== WORK TO BE COMPLETED ==
Provide nothing but the number of lines containing the string "RabbitMQ".

== Data records ==
# # # # #
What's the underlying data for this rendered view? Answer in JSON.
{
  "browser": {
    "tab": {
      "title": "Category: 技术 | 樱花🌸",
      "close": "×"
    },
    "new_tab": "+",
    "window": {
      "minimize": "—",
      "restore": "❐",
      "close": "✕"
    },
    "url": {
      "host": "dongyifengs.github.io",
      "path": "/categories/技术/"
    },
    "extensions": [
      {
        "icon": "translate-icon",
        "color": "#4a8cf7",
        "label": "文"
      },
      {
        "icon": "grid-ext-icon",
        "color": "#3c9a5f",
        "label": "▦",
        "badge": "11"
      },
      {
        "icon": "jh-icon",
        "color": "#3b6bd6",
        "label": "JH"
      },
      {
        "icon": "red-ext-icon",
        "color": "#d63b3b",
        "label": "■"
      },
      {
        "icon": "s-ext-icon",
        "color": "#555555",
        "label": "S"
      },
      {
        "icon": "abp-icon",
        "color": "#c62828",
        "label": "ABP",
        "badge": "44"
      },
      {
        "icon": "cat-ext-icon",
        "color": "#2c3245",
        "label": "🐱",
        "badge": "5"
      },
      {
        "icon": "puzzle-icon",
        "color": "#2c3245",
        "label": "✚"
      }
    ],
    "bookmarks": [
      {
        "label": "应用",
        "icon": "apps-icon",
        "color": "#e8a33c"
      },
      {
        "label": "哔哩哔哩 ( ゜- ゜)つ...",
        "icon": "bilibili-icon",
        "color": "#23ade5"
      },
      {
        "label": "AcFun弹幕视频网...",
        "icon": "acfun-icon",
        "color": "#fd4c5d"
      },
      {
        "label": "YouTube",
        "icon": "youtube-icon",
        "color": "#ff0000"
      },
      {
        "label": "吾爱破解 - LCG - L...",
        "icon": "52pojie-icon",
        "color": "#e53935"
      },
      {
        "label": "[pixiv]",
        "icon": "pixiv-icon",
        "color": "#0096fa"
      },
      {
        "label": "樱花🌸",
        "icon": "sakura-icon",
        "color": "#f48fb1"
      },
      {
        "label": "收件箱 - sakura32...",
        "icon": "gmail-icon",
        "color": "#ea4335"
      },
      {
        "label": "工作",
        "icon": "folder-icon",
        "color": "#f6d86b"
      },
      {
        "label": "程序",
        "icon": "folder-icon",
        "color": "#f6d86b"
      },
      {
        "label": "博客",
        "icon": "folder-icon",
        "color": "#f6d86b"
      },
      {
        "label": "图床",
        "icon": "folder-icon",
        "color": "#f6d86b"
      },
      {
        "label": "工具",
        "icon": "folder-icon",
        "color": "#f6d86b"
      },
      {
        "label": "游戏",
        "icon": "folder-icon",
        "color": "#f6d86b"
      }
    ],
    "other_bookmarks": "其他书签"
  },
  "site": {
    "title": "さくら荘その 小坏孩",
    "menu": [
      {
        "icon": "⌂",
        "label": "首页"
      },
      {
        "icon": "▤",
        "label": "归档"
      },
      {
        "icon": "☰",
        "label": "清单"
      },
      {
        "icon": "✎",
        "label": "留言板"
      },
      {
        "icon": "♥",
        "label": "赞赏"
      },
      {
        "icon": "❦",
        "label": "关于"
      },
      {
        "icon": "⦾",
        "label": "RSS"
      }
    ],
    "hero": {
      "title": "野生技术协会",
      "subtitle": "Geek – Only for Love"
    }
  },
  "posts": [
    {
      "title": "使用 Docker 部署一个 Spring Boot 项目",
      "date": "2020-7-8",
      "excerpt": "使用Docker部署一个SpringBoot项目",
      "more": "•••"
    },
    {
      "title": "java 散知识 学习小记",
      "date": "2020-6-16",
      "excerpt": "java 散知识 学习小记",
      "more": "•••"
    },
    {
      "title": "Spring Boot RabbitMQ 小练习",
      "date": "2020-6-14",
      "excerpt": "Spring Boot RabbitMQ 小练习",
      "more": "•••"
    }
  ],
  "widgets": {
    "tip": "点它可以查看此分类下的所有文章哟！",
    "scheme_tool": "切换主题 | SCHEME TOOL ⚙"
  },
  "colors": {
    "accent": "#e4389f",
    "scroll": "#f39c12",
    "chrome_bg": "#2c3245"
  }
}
# # # # #
== EXERCISE SOLUTION ==
2